* _What is asked_
Every line of the material is to be repeated exactly as it stands.

--- Start Record set ---

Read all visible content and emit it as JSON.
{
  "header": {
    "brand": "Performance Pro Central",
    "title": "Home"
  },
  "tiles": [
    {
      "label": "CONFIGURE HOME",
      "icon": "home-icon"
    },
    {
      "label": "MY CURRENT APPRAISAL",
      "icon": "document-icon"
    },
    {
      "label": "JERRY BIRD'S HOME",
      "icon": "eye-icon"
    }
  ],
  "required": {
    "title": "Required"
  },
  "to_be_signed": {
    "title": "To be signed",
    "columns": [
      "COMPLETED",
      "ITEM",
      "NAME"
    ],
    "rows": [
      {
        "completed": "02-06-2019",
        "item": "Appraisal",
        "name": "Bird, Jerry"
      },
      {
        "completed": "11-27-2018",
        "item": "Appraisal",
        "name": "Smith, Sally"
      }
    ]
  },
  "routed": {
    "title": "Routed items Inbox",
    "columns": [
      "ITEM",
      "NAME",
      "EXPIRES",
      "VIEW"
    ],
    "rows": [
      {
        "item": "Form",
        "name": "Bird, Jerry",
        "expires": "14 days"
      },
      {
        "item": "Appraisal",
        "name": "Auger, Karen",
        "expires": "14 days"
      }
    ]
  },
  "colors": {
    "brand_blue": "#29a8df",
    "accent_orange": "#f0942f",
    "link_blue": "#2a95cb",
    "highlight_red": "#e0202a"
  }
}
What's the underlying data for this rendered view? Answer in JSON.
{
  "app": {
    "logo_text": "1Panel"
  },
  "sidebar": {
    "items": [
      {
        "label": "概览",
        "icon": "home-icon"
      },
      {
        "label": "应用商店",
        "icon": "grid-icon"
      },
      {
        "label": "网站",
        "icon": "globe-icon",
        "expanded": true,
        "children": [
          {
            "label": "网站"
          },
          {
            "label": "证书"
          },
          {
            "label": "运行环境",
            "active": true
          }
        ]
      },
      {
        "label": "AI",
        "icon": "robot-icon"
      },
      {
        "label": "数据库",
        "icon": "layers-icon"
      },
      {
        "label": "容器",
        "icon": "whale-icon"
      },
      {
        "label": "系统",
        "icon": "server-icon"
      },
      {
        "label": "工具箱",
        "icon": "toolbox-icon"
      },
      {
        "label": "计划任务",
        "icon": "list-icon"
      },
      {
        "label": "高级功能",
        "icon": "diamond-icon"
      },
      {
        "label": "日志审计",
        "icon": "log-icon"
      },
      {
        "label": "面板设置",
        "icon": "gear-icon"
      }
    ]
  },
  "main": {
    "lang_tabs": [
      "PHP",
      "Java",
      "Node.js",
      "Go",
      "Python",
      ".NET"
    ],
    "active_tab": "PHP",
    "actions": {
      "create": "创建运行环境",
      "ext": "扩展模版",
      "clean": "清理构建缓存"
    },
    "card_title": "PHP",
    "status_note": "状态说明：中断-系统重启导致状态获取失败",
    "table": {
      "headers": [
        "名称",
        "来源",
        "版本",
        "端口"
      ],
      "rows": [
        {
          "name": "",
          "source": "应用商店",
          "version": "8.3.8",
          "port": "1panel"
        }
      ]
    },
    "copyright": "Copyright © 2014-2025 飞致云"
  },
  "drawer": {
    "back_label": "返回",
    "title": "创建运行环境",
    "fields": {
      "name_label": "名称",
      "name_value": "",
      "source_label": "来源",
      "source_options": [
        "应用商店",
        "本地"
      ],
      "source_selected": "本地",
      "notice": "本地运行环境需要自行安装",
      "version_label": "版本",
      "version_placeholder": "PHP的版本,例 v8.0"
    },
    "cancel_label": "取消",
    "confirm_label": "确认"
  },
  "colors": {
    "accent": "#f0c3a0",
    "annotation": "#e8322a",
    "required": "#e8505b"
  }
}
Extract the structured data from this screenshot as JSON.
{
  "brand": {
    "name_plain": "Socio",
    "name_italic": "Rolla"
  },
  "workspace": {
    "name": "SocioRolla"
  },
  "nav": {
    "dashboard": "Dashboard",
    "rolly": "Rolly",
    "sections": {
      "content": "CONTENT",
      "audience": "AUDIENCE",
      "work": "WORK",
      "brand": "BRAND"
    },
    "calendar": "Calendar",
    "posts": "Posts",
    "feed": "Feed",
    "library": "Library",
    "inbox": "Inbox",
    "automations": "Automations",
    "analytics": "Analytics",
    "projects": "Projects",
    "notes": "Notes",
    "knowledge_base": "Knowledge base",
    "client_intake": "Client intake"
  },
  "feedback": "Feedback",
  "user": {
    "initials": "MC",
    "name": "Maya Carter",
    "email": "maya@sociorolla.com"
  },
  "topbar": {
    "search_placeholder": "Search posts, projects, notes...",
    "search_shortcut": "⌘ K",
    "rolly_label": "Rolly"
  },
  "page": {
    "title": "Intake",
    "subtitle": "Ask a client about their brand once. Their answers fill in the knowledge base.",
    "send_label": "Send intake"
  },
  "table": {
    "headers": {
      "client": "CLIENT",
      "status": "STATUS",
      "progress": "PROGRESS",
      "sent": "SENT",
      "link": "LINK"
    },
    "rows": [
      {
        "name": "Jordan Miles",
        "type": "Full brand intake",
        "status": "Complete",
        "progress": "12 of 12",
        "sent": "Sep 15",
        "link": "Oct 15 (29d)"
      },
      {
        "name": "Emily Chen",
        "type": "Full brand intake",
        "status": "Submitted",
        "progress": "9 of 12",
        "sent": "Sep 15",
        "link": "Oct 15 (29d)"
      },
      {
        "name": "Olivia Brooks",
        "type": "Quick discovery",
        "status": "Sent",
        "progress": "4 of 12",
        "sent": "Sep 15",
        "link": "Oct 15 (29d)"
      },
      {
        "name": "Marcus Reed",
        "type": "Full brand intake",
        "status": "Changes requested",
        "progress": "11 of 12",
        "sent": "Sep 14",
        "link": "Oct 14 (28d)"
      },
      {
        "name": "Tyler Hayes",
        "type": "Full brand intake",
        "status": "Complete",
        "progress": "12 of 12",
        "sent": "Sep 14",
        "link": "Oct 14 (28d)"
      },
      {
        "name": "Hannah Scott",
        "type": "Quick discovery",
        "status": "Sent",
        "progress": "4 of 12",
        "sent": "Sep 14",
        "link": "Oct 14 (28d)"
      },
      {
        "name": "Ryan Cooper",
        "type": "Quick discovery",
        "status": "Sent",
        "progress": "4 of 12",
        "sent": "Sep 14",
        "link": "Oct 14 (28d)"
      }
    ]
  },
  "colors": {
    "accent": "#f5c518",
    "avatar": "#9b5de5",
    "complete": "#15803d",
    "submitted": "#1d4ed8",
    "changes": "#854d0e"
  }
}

--- End Record set ---

* _The completed task_
Read all visible content and emit it as JSON.
{
  "header": {
    "brand": "Performance Pro Central",
    "title": "Home"
  },
  "tiles": [
    {
      "label": "CONFIGURE HOME",
      "icon": "home-icon"
    },
    {
      "label": "MY CURRENT APPRAISAL",
      "icon": "document-icon"
    },
    {
      "label": "JERRY BIRD'S HOME",
      "icon": "eye-icon"
    }
  ],
  "required": {
    "title": "Required"
  },
  "to_be_signed": {
    "title": "To be signed",
    "columns": [
      "COMPLETED",
      "ITEM",
      "NAME"
    ],
    "rows": [
      {
        "completed": "02-06-2019",
        "item": "Appraisal",
        "name": "Bird, Jerry"
      },
      {
        "completed": "11-27-2018",
        "item": "Appraisal",
        "name": "Smith, Sally"
      }
    ]
  },
  "routed": {
    "title": "Routed items Inbox",
    "columns": [
      "ITEM",
      "NAME",
      "EXPIRES",
      "VIEW"
    ],
    "rows": [
      {
        "item": "Form",
        "name": "Bird, Jerry",
        "expires": "14 days"
      },
      {
        "item": "Appraisal",
        "name": "Auger, Karen",
        "expires": "14 days"
      }
    ]
  },
  "colors": {
    "brand_blue": "#29a8df",
    "accent_orange": "#f0942f",
    "link_blue": "#2a95cb",
    "highlight_red": "#e0202a"
  }
}
What's the underlying data for this rendered view? Answer in JSON.
{
  "app": {
    "logo_text": "1Panel"
  },
  "sidebar": {
    "items": [
      {
        "label": "概览",
        "icon": "home-icon"
      },
      {
        "label": "应用商店",
        "icon": "grid-icon"
      },
      {
        "label": "网站",
        "icon": "globe-icon",
        "expanded": true,
        "children": [
          {
            "label": "网站"
          },
          {
            "label": "证书"
          },
          {
            "label": "运行环境",
            "active": true
          }
        ]
      },
      {
        "label": "AI",
        "icon": "robot-icon"
      },
      {
        "label": "数据库",
        "icon": "layers-icon"
      },
      {
        "label": "容器",
        "icon": "whale-icon"
      },
      {
        "label": "系统",
        "icon": "server-icon"
      },
      {
        "label": "工具箱",
        "icon": "toolbox-icon"
      },
      {
        "label": "计划任务",
        "icon": "list-icon"
      },
      {
        "label": "高级功能",
        "icon": "diamond-icon"
      },
      {
        "label": "日志审计",
        "icon": "log-icon"
      },
      {
        "label": "面板设置",
        "icon": "gear-icon"
      }
    ]
  },
  "main": {
    "lang_tabs": [
      "PHP",
      "Java",
      "Node.js",
      "Go",
      "Python",
      ".NET"
    ],
    "active_tab": "PHP",
    "actions": {
      "create": "创建运行环境",
      "ext": "扩展模版",
      "clean": "清理构建缓存"
    },
    "card_title": "PHP",
    "status_note": "状态说明：中断-系统重启导致状态获取失败",
    "table": {
      "headers": [
        "名称",
        "来源",
        "版本",
        "端口"
      ],
      "rows": [
        {
          "name": "",
          "source": "应用商店",
          "version": "8.3.8",
          "port": "1panel"
        }
      ]
    },
    "copyright": "Copyright © 2014-2025 飞致云"
  },
  "drawer": {
    "back_label": "返回",
    "title": "创建运行环境",
    "fields": {
      "name_label": "名称",
      "name_value": "",
      "source_label": "来源",
      "source_options": [
        "应用商店",
        "本地"
      ],
      "source_selected": "本地",
      "notice": "本地运行环境需要自行安装",
      "version_label": "版本",
      "version_placeholder": "PHP的版本,例 v8.0"
    },
    "cancel_label": "取消",
    "confirm_label": "确认"
  },
  "colors": {
    "accent": "#f0c3a0",
    "annotation": "#e8322a",
    "required": "#e8505b"
  }
}
Extract the structured data from this screenshot as JSON.
{
  "brand": {
    "name_plain": "Socio",
    "name_italic": "Rolla"
  },
  "workspace": {
    "name": "SocioRolla"
  },
  "nav": {
    "dashboard": "Dashboard",
    "rolly": "Rolly",
    "sections": {
      "content": "CONTENT",
      "audience": "AUDIENCE",
      "work": "WORK",
      "brand": "BRAND"
    },
    "calendar": "Calendar",
    "posts": "Posts",
    "feed": "Feed",
    "library": "Library",
    "inbox": "Inbox",
    "automations": "Automations",
    "analytics": "Analytics",
    "projects": "Projects",
    "notes": "Notes",
    "knowledge_base": "Knowledge base",
    "client_intake": "Client intake"
  },
  "feedback": "Feedback",
  "user": {
    "initials": "MC",
    "name": "Maya Carter",
    "email": "maya@sociorolla.com"
  },
  "topbar": {
    "search_placeholder": "Search posts, projects, notes...",
    "search_shortcut": "⌘ K",
    "rolly_label": "Rolly"
  },
  "page": {
    "title": "Intake",
    "subtitle": "Ask a client about their brand once. Their answers fill in the knowledge base.",
    "send_label": "Send intake"
  },
  "table": {
    "headers": {
      "client": "CLIENT",
      "status": "STATUS",
      "progress": "PROGRESS",
      "sent": "SENT",
      "link": "LINK"
    },
    "rows": [
      {
        "name": "Jordan Miles",
        "type": "Full brand intake",
        "status": "Complete",
        "progress": "12 of 12",
        "sent": "Sep 15",
        "link": "Oct 15 (29d)"
      },
      {
        "name": "Emily Chen",
        "type": "Full brand intake",
        "status": "Submitted",
        "progress": "9 of 12",
        "sent": "Sep 15",
        "link": "Oct 15 (29d)"
      },
      {
        "name": "Olivia Brooks",
        "type": "Quick discovery",
        "status": "Sent",
        "progress": "4 of 12",
        "sent": "Sep 15",
        "link": "Oct 15 (29d)"
      },
      {
        "name": "Marcus Reed",
        "type": "Full brand intake",
        "status": "Changes requested",
        "progress": "11 of 12",
        "sent": "Sep 14",
        "link": "Oct 14 (28d)"
      },
      {
        "name": "Tyler Hayes",
        "type": "Full brand intake",
        "status": "Complete",
        "progress": "12 of 12",
        "sent": "Sep 14",
        "link": "Oct 14 (28d)"
      },
      {
        "name": "Hannah Scott",
        "type": "Quick discovery",
        "status": "Sent",
        "progress": "4 of 12",
        "sent": "Sep 14",
        "link": "Oct 14 (28d)"
      },
      {
        "name": "Ryan Cooper",
        "type": "Quick discovery",
        "status": "Sent",
        "progress": "4 of 12",
        "sent": "Sep 14",
        "link": "Oct 14 (28d)"
      }
    ]
  },
  "colors": {
    "accent": "#f5c518",
    "avatar": "#9b5de5",
    "complete": "#15803d",
    "submitted": "#1d4ed8",
    "changes": "#854d0e"
  }
}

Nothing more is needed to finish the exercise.